We have a 4900/466, and I love it. The new ones, like I said, start at $64,000, though. It was fun to drive and had plenty of power. Just a wee bit pricey.....we're not that high margin, yet.


----------



## NeTree (Sep 24, 2004)

> _Originally posted by Nickrosis _
> *HELLO! I'm right HERE! You don't have to use the third person.
> 
> . *



Third-person was proper. He was talking to ME about YOU.

Have you settled on a truck yet?


----------



## blue (Sep 24, 2004)

highpoint,
i'm not a big fan of turbo engines after some scary repair bills for a renault 5turbo a few years ago .as for engine replacement i was thinking more along the lines of a hayabusa susuki.aint as bad as most people think round corners you just gotta keep it smooth


----------



## Toddppm (Sep 24, 2004)

Still trying to figure out if you're serious 
Would make a good estimate and advertising vehicle.

Written exercise 1
Return, unchanged, the lines of the entries starting at the line containing "114, 1875, 400]" and ending at the line containing "499, 1903, 519]".
The entries that follow have no connection to the forum thread above.

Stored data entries

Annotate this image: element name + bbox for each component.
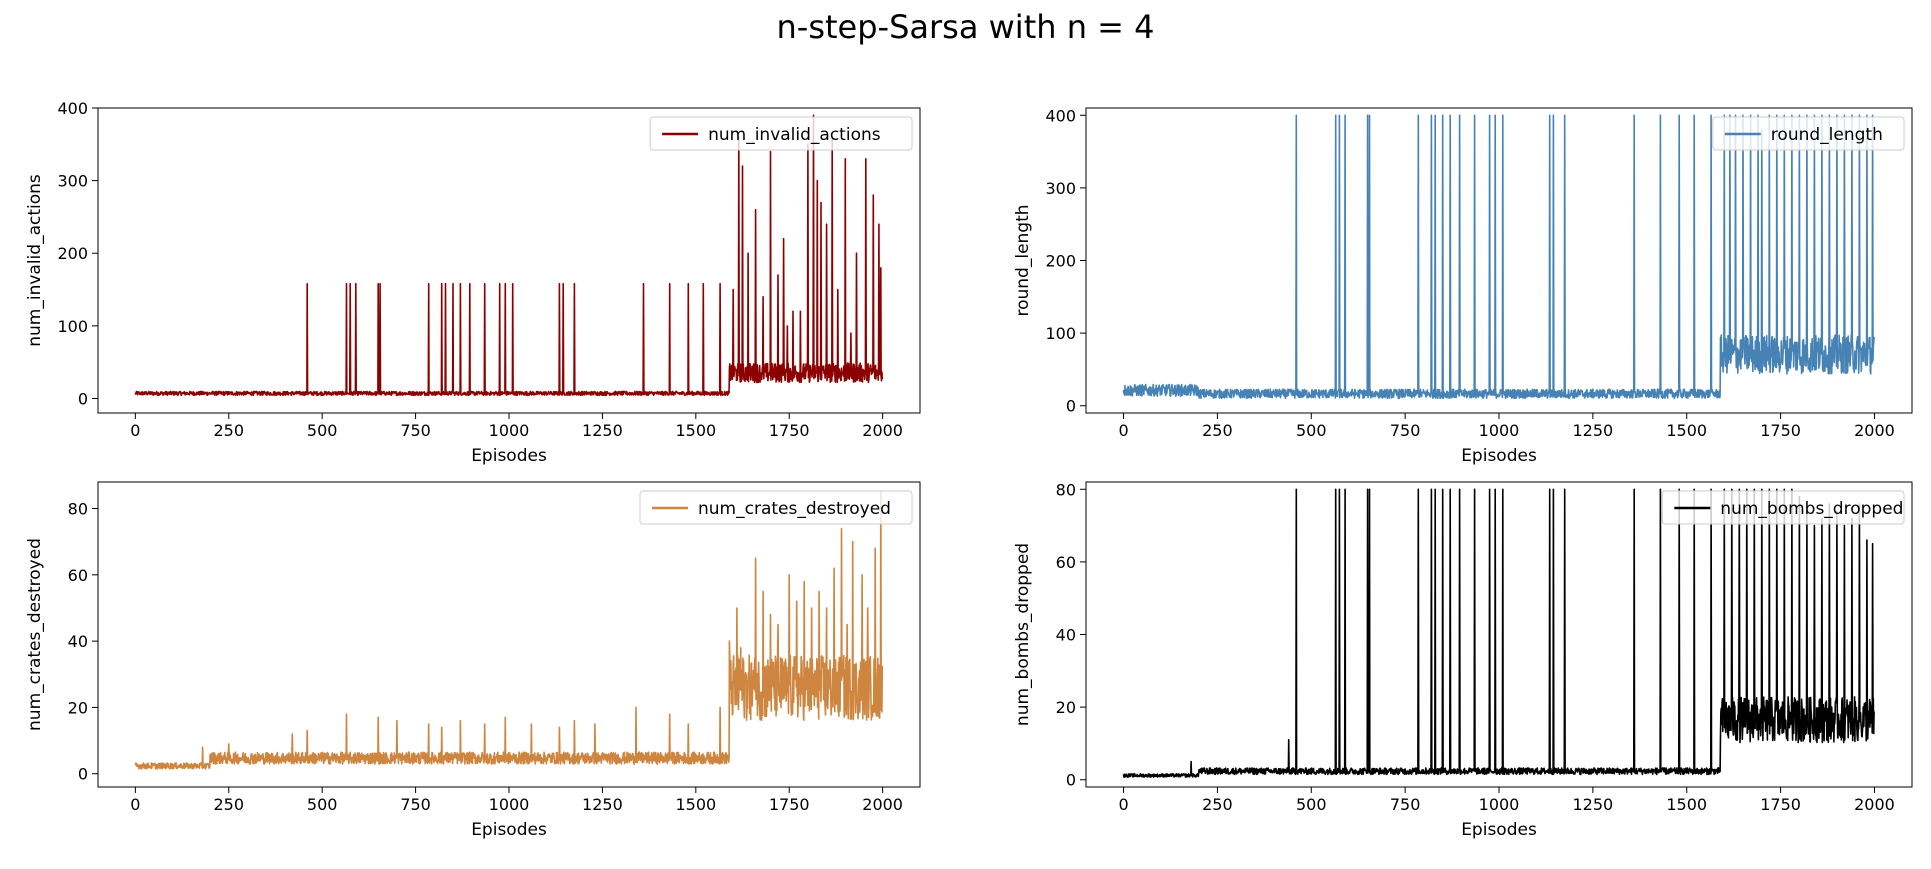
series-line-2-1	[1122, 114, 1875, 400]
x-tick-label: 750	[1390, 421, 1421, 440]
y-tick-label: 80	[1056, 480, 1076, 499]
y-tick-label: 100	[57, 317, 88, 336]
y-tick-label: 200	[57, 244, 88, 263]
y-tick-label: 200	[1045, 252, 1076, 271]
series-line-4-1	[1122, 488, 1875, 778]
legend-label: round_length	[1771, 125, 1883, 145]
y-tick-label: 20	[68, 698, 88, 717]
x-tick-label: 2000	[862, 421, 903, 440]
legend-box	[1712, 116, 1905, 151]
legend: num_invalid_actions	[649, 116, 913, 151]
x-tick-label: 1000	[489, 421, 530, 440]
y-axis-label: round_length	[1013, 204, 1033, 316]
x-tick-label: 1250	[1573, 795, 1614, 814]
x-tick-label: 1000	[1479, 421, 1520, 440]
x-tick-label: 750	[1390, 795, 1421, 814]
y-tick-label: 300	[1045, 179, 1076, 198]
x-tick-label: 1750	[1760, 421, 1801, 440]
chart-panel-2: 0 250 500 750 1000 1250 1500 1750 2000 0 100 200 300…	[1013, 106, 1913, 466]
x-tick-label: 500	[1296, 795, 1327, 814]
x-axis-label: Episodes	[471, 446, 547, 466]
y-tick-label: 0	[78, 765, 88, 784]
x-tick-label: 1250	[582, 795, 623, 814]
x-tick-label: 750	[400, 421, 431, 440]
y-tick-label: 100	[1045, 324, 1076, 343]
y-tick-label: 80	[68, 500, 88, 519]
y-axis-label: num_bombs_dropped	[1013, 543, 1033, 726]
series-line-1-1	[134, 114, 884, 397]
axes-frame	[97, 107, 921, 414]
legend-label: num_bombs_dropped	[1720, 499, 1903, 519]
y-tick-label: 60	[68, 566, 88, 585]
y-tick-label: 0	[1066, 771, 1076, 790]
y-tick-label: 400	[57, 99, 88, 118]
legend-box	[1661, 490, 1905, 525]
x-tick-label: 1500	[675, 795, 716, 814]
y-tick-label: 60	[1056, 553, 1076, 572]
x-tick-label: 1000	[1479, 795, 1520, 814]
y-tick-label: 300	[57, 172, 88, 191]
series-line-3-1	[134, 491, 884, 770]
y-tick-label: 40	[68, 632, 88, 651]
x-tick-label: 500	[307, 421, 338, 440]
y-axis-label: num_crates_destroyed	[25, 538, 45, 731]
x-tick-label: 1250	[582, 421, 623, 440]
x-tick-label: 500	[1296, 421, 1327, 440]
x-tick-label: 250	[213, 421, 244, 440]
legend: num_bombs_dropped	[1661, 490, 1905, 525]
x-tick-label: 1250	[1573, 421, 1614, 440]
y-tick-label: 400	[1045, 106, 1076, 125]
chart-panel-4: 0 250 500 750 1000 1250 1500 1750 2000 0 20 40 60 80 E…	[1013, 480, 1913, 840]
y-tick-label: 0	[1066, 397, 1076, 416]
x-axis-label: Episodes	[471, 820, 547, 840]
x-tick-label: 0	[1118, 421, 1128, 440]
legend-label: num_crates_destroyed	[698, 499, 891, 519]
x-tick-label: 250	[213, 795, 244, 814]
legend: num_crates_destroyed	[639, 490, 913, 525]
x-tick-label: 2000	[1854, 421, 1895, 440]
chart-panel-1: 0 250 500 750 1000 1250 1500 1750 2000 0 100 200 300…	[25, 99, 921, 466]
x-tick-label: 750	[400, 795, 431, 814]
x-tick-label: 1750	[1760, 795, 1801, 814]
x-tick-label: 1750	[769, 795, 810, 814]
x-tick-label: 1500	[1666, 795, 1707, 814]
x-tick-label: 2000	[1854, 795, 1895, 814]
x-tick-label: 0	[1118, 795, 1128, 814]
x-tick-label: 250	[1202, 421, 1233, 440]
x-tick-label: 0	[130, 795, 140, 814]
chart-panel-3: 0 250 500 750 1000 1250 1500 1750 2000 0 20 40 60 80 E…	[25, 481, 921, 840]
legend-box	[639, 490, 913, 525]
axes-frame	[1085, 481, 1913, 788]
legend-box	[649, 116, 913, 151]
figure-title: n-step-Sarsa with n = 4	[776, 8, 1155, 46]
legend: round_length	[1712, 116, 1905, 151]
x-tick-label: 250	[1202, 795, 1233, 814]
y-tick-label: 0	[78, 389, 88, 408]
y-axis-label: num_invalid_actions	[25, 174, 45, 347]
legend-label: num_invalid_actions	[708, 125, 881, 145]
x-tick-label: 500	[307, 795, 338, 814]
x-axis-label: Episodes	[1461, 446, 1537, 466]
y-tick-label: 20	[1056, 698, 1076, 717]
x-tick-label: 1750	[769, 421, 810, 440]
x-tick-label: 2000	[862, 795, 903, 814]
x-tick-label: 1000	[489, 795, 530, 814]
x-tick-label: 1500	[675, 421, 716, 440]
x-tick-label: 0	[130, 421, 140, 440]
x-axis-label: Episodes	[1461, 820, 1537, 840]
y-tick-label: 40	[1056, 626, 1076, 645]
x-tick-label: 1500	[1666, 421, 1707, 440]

Written exercise 2
Retype the passage of the forum thread starting at "## blue (Sep" and ending at "Toddppm (Sep 24, 2004)".

Exercise solution 1
series-line-2-1	[1122, 114, 1875, 400]
x-tick-label: 750	[1390, 421, 1421, 440]
y-tick-label: 80	[1056, 480, 1076, 499]
y-tick-label: 100	[57, 317, 88, 336]
y-tick-label: 200	[57, 244, 88, 263]
y-tick-label: 200	[1045, 252, 1076, 271]
series-line-4-1	[1122, 488, 1875, 778]
legend-label: round_length	[1771, 125, 1883, 145]
y-tick-label: 20	[68, 698, 88, 717]
x-tick-label: 2000	[862, 421, 903, 440]
legend-box	[1712, 116, 1905, 151]
legend: num_invalid_actions	[649, 116, 913, 151]
x-tick-label: 1000	[489, 421, 530, 440]
y-axis-label: round_length	[1013, 204, 1033, 316]
x-tick-label: 1250	[1573, 795, 1614, 814]
x-tick-label: 1000	[1479, 421, 1520, 440]
x-tick-label: 750	[1390, 795, 1421, 814]
y-tick-label: 300	[1045, 179, 1076, 198]
x-tick-label: 1750	[1760, 421, 1801, 440]
chart-panel-2: 0 250 500 750 1000 1250 1500 1750 2000 0 100 200 300…	[1013, 106, 1913, 466]
x-tick-label: 500	[1296, 795, 1327, 814]
x-axis-label: Episodes	[471, 446, 547, 466]
y-tick-label: 0	[78, 765, 88, 784]
x-tick-label: 1250	[582, 795, 623, 814]
x-tick-label: 750	[400, 421, 431, 440]
y-tick-label: 100	[1045, 324, 1076, 343]
y-tick-label: 80	[68, 500, 88, 519]
y-axis-label: num_bombs_dropped	[1013, 543, 1033, 726]
series-line-1-1	[134, 114, 884, 397]
axes-frame	[97, 107, 921, 414]
legend-label: num_bombs_dropped	[1720, 499, 1903, 519]

Exercise solution 2
## blue (Sep 24, 2004)

highpoint,
i'm not a big fan of turbo engines after some scary repair bills for a renault 5turbo a few years ago .as for engine replacement i was thinking more along the lines of a hayabusa susuki.aint as bad as most people think round corners you just gotta keep it smooth


----------



## Toddppm (Sep 24, 2004)